■ AIM OF THE EXERCISE ■
Extract the records in full, leaving every picture out.

■ SUPPLIED MATERIAL ■
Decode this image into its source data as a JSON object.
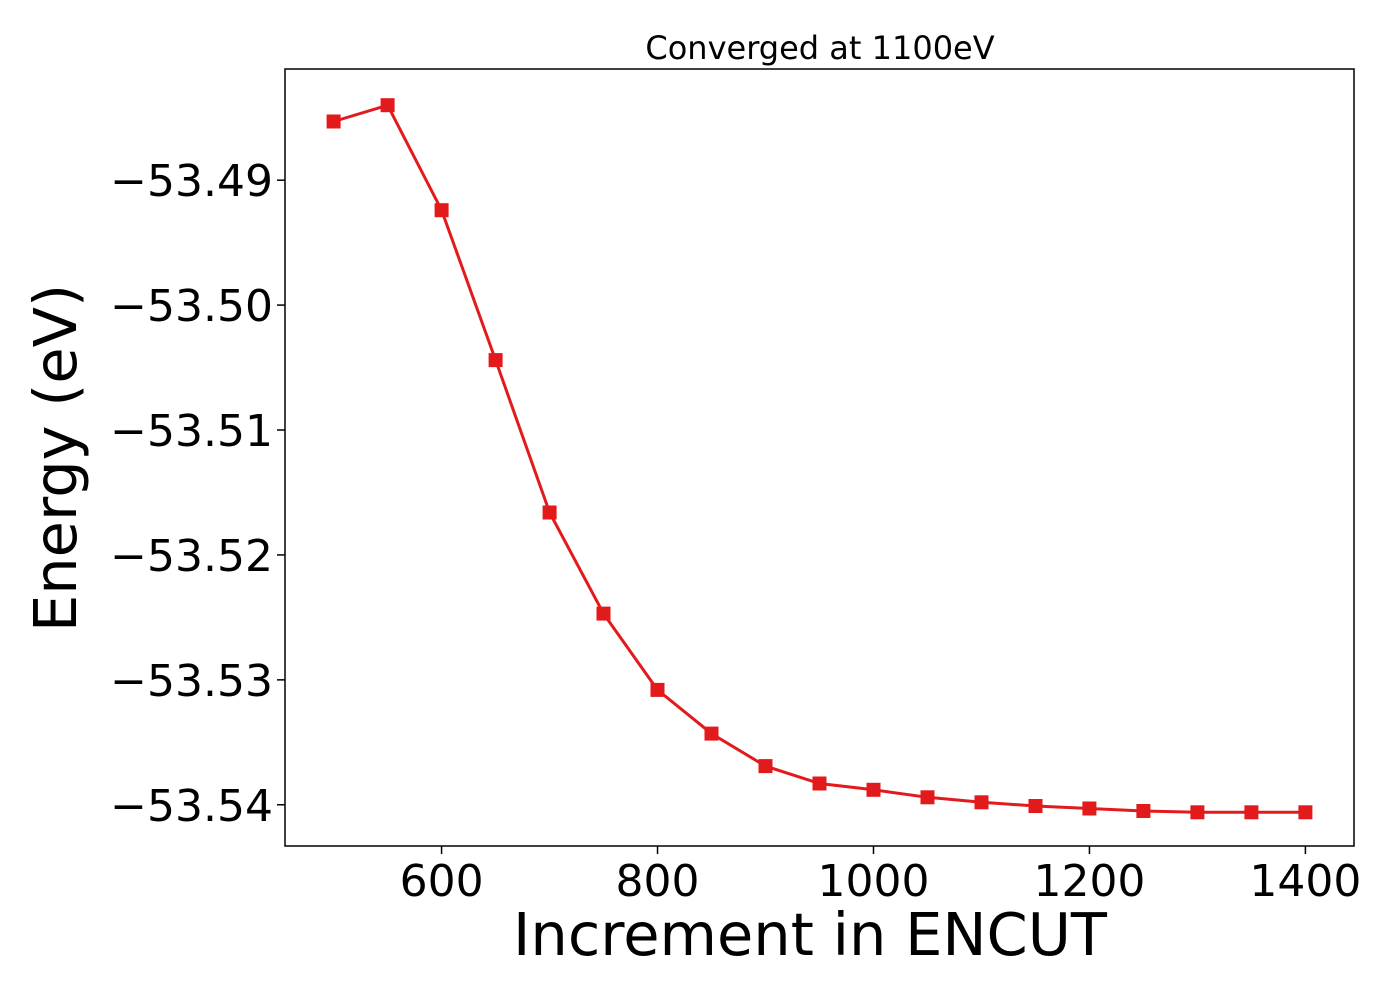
{
  "chart_data": {
    "type": "line",
    "title": "Converged at 1100eV",
    "xlabel": "Increment in ENCUT",
    "ylabel": "Energy (eV)",
    "xlim": [
      455,
      1445
    ],
    "ylim": [
      -53.5433,
      -53.4811
    ],
    "xticks": [
      {
        "value": 600,
        "label": "600"
      },
      {
        "value": 800,
        "label": "800"
      },
      {
        "value": 1000,
        "label": "1000"
      },
      {
        "value": 1200,
        "label": "1200"
      },
      {
        "value": 1400,
        "label": "1400"
      }
    ],
    "yticks": [
      {
        "value": -53.49,
        "label": "−53.49"
      },
      {
        "value": -53.5,
        "label": "−53.50"
      },
      {
        "value": -53.51,
        "label": "−53.51"
      },
      {
        "value": -53.52,
        "label": "−53.52"
      },
      {
        "value": -53.53,
        "label": "−53.53"
      },
      {
        "value": -53.54,
        "label": "−53.54"
      }
    ],
    "grid": false,
    "marker": "square",
    "series": [
      {
        "color": "#e31a1c",
        "x": [
          500,
          550,
          600,
          650,
          700,
          750,
          800,
          850,
          900,
          950,
          1000,
          1050,
          1100,
          1150,
          1200,
          1250,
          1300,
          1350,
          1400
        ],
        "y": [
          -53.4853,
          -53.484,
          -53.4924,
          -53.5044,
          -53.5166,
          -53.5247,
          -53.5308,
          -53.5343,
          -53.5369,
          -53.5383,
          -53.5388,
          -53.5394,
          -53.5398,
          -53.5401,
          -53.5403,
          -53.5405,
          -53.5406,
          -53.5406,
          -53.5406
        ]
      }
    ]
  }
}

■ WORKED SOLUTION ■
Decode this image into its source data as a JSON object.
{
  "chart_data": {
    "type": "line",
    "title": "Converged at 1100eV",
    "xlabel": "Increment in ENCUT",
    "ylabel": "Energy (eV)",
    "xlim": [
      455,
      1445
    ],
    "ylim": [
      -53.5433,
      -53.4811
    ],
    "xticks": [
      {
        "value": 600,
        "label": "600"
      },
      {
        "value": 800,
        "label": "800"
      },
      {
        "value": 1000,
        "label": "1000"
      },
      {
        "value": 1200,
        "label": "1200"
      },
      {
        "value": 1400,
        "label": "1400"
      }
    ],
    "yticks": [
      {
        "value": -53.49,
        "label": "−53.49"
      },
      {
        "value": -53.5,
        "label": "−53.50"
      },
      {
        "value": -53.51,
        "label": "−53.51"
      },
      {
        "value": -53.52,
        "label": "−53.52"
      },
      {
        "value": -53.53,
        "label": "−53.53"
      },
      {
        "value": -53.54,
        "label": "−53.54"
      }
    ],
    "grid": false,
    "marker": "square",
    "series": [
      {
        "color": "#e31a1c",
        "x": [
          500,
          550,
          600,
          650,
          700,
          750,
          800,
          850,
          900,
          950,
          1000,
          1050,
          1100,
          1150,
          1200,
          1250,
          1300,
          1350,
          1400
        ],
        "y": [
          -53.4853,
          -53.484,
          -53.4924,
          -53.5044,
          -53.5166,
          -53.5247,
          -53.5308,
          -53.5343,
          -53.5369,
          -53.5383,
          -53.5388,
          -53.5394,
          -53.5398,
          -53.5401,
          -53.5403,
          -53.5405,
          -53.5406,
          -53.5406,
          -53.5406
        ]
      }
    ]
  }
}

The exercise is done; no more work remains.